◆ **Stored rows**
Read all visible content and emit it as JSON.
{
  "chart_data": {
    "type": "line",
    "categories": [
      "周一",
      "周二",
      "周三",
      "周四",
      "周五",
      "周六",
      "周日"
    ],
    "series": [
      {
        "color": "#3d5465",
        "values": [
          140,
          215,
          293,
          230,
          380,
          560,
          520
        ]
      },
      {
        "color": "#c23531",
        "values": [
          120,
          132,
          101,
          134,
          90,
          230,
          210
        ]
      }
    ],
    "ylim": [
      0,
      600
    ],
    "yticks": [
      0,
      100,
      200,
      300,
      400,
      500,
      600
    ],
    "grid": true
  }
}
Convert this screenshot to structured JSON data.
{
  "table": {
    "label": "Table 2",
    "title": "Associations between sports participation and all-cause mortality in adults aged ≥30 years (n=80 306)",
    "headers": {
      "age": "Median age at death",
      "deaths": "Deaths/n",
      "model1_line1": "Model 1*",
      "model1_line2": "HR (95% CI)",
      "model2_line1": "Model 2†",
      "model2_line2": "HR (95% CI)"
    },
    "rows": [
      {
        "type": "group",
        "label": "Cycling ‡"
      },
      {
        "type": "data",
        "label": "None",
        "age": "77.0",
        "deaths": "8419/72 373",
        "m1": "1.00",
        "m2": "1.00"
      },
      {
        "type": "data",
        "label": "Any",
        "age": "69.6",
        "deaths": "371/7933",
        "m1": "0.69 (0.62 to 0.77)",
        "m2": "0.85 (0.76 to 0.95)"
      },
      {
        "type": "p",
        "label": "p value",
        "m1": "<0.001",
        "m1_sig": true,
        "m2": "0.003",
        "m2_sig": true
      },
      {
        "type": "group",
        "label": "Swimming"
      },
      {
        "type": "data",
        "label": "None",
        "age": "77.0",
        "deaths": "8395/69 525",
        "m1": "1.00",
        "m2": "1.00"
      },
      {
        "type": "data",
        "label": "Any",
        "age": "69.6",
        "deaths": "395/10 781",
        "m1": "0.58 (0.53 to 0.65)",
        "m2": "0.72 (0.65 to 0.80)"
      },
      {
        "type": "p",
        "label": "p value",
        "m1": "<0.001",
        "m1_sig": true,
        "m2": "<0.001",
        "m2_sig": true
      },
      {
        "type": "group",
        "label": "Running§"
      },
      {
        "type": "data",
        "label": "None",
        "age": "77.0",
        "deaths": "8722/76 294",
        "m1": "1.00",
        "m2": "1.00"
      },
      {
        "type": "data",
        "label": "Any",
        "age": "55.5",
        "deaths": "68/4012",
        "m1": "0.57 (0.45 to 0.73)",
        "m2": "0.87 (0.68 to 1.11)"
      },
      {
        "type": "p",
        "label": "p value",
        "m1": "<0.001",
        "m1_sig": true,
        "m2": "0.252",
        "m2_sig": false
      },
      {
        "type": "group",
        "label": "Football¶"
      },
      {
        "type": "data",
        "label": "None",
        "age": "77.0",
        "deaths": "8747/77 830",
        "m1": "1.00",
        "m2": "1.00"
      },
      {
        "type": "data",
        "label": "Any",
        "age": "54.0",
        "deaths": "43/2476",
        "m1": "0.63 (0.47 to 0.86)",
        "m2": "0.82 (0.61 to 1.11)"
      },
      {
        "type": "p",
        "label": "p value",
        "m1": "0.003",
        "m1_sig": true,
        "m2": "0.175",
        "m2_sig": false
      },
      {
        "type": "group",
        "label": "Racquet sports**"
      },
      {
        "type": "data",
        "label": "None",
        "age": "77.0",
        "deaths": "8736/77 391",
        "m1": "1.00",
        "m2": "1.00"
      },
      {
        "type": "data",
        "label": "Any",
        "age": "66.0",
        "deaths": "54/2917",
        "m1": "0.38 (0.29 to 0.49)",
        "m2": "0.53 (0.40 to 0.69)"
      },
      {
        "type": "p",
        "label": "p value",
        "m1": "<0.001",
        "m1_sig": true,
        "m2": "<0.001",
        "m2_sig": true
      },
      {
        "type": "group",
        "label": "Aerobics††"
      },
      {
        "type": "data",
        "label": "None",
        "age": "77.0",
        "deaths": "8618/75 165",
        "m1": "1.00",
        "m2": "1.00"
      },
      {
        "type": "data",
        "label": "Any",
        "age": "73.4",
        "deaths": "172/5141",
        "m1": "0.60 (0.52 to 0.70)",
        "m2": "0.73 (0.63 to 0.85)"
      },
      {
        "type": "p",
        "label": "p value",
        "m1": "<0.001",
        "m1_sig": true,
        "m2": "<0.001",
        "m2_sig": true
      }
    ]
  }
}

◆ **Exercise**
From the first line to the last, please quote the material above exactly.

◆ **Right answer**
Read all visible content and emit it as JSON.
{
  "chart_data": {
    "type": "line",
    "categories": [
      "周一",
      "周二",
      "周三",
      "周四",
      "周五",
      "周六",
      "周日"
    ],
    "series": [
      {
        "color": "#3d5465",
        "values": [
          140,
          215,
          293,
          230,
          380,
          560,
          520
        ]
      },
      {
        "color": "#c23531",
        "values": [
          120,
          132,
          101,
          134,
          90,
          230,
          210
        ]
      }
    ],
    "ylim": [
      0,
      600
    ],
    "yticks": [
      0,
      100,
      200,
      300,
      400,
      500,
      600
    ],
    "grid": true
  }
}
Convert this screenshot to structured JSON data.
{
  "table": {
    "label": "Table 2",
    "title": "Associations between sports participation and all-cause mortality in adults aged ≥30 years (n=80 306)",
    "headers": {
      "age": "Median age at death",
      "deaths": "Deaths/n",
      "model1_line1": "Model 1*",
      "model1_line2": "HR (95% CI)",
      "model2_line1": "Model 2†",
      "model2_line2": "HR (95% CI)"
    },
    "rows": [
      {
        "type": "group",
        "label": "Cycling ‡"
      },
      {
        "type": "data",
        "label": "None",
        "age": "77.0",
        "deaths": "8419/72 373",
        "m1": "1.00",
        "m2": "1.00"
      },
      {
        "type": "data",
        "label": "Any",
        "age": "69.6",
        "deaths": "371/7933",
        "m1": "0.69 (0.62 to 0.77)",
        "m2": "0.85 (0.76 to 0.95)"
      },
      {
        "type": "p",
        "label": "p value",
        "m1": "<0.001",
        "m1_sig": true,
        "m2": "0.003",
        "m2_sig": true
      },
      {
        "type": "group",
        "label": "Swimming"
      },
      {
        "type": "data",
        "label": "None",
        "age": "77.0",
        "deaths": "8395/69 525",
        "m1": "1.00",
        "m2": "1.00"
      },
      {
        "type": "data",
        "label": "Any",
        "age": "69.6",
        "deaths": "395/10 781",
        "m1": "0.58 (0.53 to 0.65)",
        "m2": "0.72 (0.65 to 0.80)"
      },
      {
        "type": "p",
        "label": "p value",
        "m1": "<0.001",
        "m1_sig": true,
        "m2": "<0.001",
        "m2_sig": true
      },
      {
        "type": "group",
        "label": "Running§"
      },
      {
        "type": "data",
        "label": "None",
        "age": "77.0",
        "deaths": "8722/76 294",
        "m1": "1.00",
        "m2": "1.00"
      },
      {
        "type": "data",
        "label": "Any",
        "age": "55.5",
        "deaths": "68/4012",
        "m1": "0.57 (0.45 to 0.73)",
        "m2": "0.87 (0.68 to 1.11)"
      },
      {
        "type": "p",
        "label": "p value",
        "m1": "<0.001",
        "m1_sig": true,
        "m2": "0.252",
        "m2_sig": false
      },
      {
        "type": "group",
        "label": "Football¶"
      },
      {
        "type": "data",
        "label": "None",
        "age": "77.0",
        "deaths": "8747/77 830",
        "m1": "1.00",
        "m2": "1.00"
      },
      {
        "type": "data",
        "label": "Any",
        "age": "54.0",
        "deaths": "43/2476",
        "m1": "0.63 (0.47 to 0.86)",
        "m2": "0.82 (0.61 to 1.11)"
      },
      {
        "type": "p",
        "label": "p value",
        "m1": "0.003",
        "m1_sig": true,
        "m2": "0.175",
        "m2_sig": false
      },
      {
        "type": "group",
        "label": "Racquet sports**"
      },
      {
        "type": "data",
        "label": "None",
        "age": "77.0",
        "deaths": "8736/77 391",
        "m1": "1.00",
        "m2": "1.00"
      },
      {
        "type": "data",
        "label": "Any",
        "age": "66.0",
        "deaths": "54/2917",
        "m1": "0.38 (0.29 to 0.49)",
        "m2": "0.53 (0.40 to 0.69)"
      },
      {
        "type": "p",
        "label": "p value",
        "m1": "<0.001",
        "m1_sig": true,
        "m2": "<0.001",
        "m2_sig": true
      },
      {
        "type": "group",
        "label": "Aerobics††"
      },
      {
        "type": "data",
        "label": "None",
        "age": "77.0",
        "deaths": "8618/75 165",
        "m1": "1.00",
        "m2": "1.00"
      },
      {
        "type": "data",
        "label": "Any",
        "age": "73.4",
        "deaths": "172/5141",
        "m1": "0.60 (0.52 to 0.70)",
        "m2": "0.73 (0.63 to 0.85)"
      },
      {
        "type": "p",
        "label": "p value",
        "m1": "<0.001",
        "m1_sig": true,
        "m2": "<0.001",
        "m2_sig": true
      }
    ]
  }
}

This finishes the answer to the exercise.